The records:
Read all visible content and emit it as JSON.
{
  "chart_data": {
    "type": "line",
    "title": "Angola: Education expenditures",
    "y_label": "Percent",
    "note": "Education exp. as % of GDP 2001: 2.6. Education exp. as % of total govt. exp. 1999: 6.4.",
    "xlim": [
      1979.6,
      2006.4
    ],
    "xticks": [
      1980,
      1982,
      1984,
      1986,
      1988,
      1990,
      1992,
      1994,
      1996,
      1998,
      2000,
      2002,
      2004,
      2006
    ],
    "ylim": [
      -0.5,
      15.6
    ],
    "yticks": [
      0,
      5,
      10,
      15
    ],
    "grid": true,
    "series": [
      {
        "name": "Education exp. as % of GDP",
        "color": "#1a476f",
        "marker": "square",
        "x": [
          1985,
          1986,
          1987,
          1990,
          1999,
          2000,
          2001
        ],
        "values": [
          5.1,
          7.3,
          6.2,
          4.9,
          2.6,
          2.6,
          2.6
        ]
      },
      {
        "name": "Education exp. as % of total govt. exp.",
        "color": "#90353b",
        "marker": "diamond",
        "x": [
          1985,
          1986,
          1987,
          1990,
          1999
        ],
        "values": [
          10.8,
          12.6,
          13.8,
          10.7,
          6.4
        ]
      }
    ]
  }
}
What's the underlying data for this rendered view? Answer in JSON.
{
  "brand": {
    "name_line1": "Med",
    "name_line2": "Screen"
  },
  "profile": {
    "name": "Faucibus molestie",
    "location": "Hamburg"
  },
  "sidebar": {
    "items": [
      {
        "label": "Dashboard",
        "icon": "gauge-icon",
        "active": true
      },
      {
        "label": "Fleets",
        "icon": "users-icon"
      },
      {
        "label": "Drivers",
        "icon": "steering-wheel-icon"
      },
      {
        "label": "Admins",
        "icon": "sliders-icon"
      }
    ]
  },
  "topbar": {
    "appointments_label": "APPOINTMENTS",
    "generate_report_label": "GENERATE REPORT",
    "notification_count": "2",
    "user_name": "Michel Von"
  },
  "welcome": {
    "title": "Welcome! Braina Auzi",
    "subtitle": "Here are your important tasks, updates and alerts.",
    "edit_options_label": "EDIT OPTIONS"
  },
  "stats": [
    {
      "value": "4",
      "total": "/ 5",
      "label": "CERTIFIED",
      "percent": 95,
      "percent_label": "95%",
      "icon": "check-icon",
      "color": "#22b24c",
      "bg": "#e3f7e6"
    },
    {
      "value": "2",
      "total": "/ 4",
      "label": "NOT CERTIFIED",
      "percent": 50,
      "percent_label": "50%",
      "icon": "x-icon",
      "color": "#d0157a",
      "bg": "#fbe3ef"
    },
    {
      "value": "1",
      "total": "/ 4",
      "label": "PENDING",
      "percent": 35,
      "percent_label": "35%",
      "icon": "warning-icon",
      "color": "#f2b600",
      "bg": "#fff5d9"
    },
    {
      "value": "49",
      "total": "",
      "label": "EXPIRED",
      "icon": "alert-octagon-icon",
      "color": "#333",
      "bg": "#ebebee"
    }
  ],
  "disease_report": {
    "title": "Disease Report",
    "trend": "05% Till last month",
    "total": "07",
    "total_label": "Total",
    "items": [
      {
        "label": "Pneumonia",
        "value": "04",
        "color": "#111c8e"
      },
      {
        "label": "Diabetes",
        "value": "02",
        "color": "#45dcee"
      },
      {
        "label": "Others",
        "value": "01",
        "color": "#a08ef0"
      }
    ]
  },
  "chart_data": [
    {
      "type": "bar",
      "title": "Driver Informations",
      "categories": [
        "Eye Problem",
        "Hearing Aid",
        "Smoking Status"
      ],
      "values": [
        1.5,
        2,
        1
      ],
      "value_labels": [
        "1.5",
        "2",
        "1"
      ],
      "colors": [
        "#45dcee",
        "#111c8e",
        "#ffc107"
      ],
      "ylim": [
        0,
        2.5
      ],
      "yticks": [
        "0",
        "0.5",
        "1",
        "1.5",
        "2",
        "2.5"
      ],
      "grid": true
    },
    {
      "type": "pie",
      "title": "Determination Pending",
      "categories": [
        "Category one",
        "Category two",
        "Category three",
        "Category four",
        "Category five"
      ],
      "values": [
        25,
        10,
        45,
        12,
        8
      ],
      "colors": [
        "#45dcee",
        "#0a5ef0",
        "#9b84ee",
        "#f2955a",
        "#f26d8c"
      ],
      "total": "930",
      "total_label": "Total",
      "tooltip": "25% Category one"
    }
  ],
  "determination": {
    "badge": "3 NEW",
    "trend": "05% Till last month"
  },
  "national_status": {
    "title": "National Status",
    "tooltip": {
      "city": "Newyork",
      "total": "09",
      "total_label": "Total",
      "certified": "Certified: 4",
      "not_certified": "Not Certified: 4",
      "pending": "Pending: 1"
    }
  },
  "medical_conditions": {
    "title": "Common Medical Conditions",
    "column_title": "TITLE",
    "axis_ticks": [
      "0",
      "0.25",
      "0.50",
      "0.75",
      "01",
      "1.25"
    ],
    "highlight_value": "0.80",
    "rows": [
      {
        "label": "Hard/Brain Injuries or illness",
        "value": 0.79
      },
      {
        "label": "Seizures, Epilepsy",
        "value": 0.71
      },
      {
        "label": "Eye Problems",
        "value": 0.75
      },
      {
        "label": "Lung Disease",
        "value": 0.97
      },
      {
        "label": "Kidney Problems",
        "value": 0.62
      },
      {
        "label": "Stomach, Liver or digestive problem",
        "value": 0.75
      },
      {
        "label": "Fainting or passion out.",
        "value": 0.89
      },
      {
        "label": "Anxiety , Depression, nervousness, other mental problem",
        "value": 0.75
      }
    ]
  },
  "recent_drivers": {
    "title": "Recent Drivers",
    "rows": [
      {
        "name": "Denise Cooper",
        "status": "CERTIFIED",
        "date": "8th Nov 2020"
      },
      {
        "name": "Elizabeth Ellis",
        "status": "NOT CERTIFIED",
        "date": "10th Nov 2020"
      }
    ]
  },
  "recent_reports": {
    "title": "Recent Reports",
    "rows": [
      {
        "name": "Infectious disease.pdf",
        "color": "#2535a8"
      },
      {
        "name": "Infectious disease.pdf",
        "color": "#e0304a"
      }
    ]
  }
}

The exercise:
Exactly reproduce every line of the records.

Response below:
Read all visible content and emit it as JSON.
{
  "chart_data": {
    "type": "line",
    "title": "Angola: Education expenditures",
    "y_label": "Percent",
    "note": "Education exp. as % of GDP 2001: 2.6. Education exp. as % of total govt. exp. 1999: 6.4.",
    "xlim": [
      1979.6,
      2006.4
    ],
    "xticks": [
      1980,
      1982,
      1984,
      1986,
      1988,
      1990,
      1992,
      1994,
      1996,
      1998,
      2000,
      2002,
      2004,
      2006
    ],
    "ylim": [
      -0.5,
      15.6
    ],
    "yticks": [
      0,
      5,
      10,
      15
    ],
    "grid": true,
    "series": [
      {
        "name": "Education exp. as % of GDP",
        "color": "#1a476f",
        "marker": "square",
        "x": [
          1985,
          1986,
          1987,
          1990,
          1999,
          2000,
          2001
        ],
        "values": [
          5.1,
          7.3,
          6.2,
          4.9,
          2.6,
          2.6,
          2.6
        ]
      },
      {
        "name": "Education exp. as % of total govt. exp.",
        "color": "#90353b",
        "marker": "diamond",
        "x": [
          1985,
          1986,
          1987,
          1990,
          1999
        ],
        "values": [
          10.8,
          12.6,
          13.8,
          10.7,
          6.4
        ]
      }
    ]
  }
}
What's the underlying data for this rendered view? Answer in JSON.
{
  "brand": {
    "name_line1": "Med",
    "name_line2": "Screen"
  },
  "profile": {
    "name": "Faucibus molestie",
    "location": "Hamburg"
  },
  "sidebar": {
    "items": [
      {
        "label": "Dashboard",
        "icon": "gauge-icon",
        "active": true
      },
      {
        "label": "Fleets",
        "icon": "users-icon"
      },
      {
        "label": "Drivers",
        "icon": "steering-wheel-icon"
      },
      {
        "label": "Admins",
        "icon": "sliders-icon"
      }
    ]
  },
  "topbar": {
    "appointments_label": "APPOINTMENTS",
    "generate_report_label": "GENERATE REPORT",
    "notification_count": "2",
    "user_name": "Michel Von"
  },
  "welcome": {
    "title": "Welcome! Braina Auzi",
    "subtitle": "Here are your important tasks, updates and alerts.",
    "edit_options_label": "EDIT OPTIONS"
  },
  "stats": [
    {
      "value": "4",
      "total": "/ 5",
      "label": "CERTIFIED",
      "percent": 95,
      "percent_label": "95%",
      "icon": "check-icon",
      "color": "#22b24c",
      "bg": "#e3f7e6"
    },
    {
      "value": "2",
      "total": "/ 4",
      "label": "NOT CERTIFIED",
      "percent": 50,
      "percent_label": "50%",
      "icon": "x-icon",
      "color": "#d0157a",
      "bg": "#fbe3ef"
    },
    {
      "value": "1",
      "total": "/ 4",
      "label": "PENDING",
      "percent": 35,
      "percent_label": "35%",
      "icon": "warning-icon",
      "color": "#f2b600",
      "bg": "#fff5d9"
    },
    {
      "value": "49",
      "total": "",
      "label": "EXPIRED",
      "icon": "alert-octagon-icon",
      "color": "#333",
      "bg": "#ebebee"
    }
  ],
  "disease_report": {
    "title": "Disease Report",
    "trend": "05% Till last month",
    "total": "07",
    "total_label": "Total",
    "items": [
      {
        "label": "Pneumonia",
        "value": "04",
        "color": "#111c8e"
      },
      {
        "label": "Diabetes",
        "value": "02",
        "color": "#45dcee"
      },
      {
        "label": "Others",
        "value": "01",
        "color": "#a08ef0"
      }
    ]
  },
  "chart_data": [
    {
      "type": "bar",
      "title": "Driver Informations",
      "categories": [
        "Eye Problem",
        "Hearing Aid",
        "Smoking Status"
      ],
      "values": [
        1.5,
        2,
        1
      ],
      "value_labels": [
        "1.5",
        "2",
        "1"
      ],
      "colors": [
        "#45dcee",
        "#111c8e",
        "#ffc107"
      ],
      "ylim": [
        0,
        2.5
      ],
      "yticks": [
        "0",
        "0.5",
        "1",
        "1.5",
        "2",
        "2.5"
      ],
      "grid": true
    },
    {
      "type": "pie",
      "title": "Determination Pending",
      "categories": [
        "Category one",
        "Category two",
        "Category three",
        "Category four",
        "Category five"
      ],
      "values": [
        25,
        10,
        45,
        12,
        8
      ],
      "colors": [
        "#45dcee",
        "#0a5ef0",
        "#9b84ee",
        "#f2955a",
        "#f26d8c"
      ],
      "total": "930",
      "total_label": "Total",
      "tooltip": "25% Category one"
    }
  ],
  "determination": {
    "badge": "3 NEW",
    "trend": "05% Till last month"
  },
  "national_status": {
    "title": "National Status",
    "tooltip": {
      "city": "Newyork",
      "total": "09",
      "total_label": "Total",
      "certified": "Certified: 4",
      "not_certified": "Not Certified: 4",
      "pending": "Pending: 1"
    }
  },
  "medical_conditions": {
    "title": "Common Medical Conditions",
    "column_title": "TITLE",
    "axis_ticks": [
      "0",
      "0.25",
      "0.50",
      "0.75",
      "01",
      "1.25"
    ],
    "highlight_value": "0.80",
    "rows": [
      {
        "label": "Hard/Brain Injuries or illness",
        "value": 0.79
      },
      {
        "label": "Seizures, Epilepsy",
        "value": 0.71
      },
      {
        "label": "Eye Problems",
        "value": 0.75
      },
      {
        "label": "Lung Disease",
        "value": 0.97
      },
      {
        "label": "Kidney Problems",
        "value": 0.62
      },
      {
        "label": "Stomach, Liver or digestive problem",
        "value": 0.75
      },
      {
        "label": "Fainting or passion out.",
        "value": 0.89
      },
      {
        "label": "Anxiety , Depression, nervousness, other mental problem",
        "value": 0.75
      }
    ]
  },
  "recent_drivers": {
    "title": "Recent Drivers",
    "rows": [
      {
        "name": "Denise Cooper",
        "status": "CERTIFIED",
        "date": "8th Nov 2020"
      },
      {
        "name": "Elizabeth Ellis",
        "status": "NOT CERTIFIED",
        "date": "10th Nov 2020"
      }
    ]
  },
  "recent_reports": {
    "title": "Recent Reports",
    "rows": [
      {
        "name": "Infectious disease.pdf",
        "color": "#2535a8"
      },
      {
        "name": "Infectious disease.pdf",
        "color": "#e0304a"
      }
    ]
  }
}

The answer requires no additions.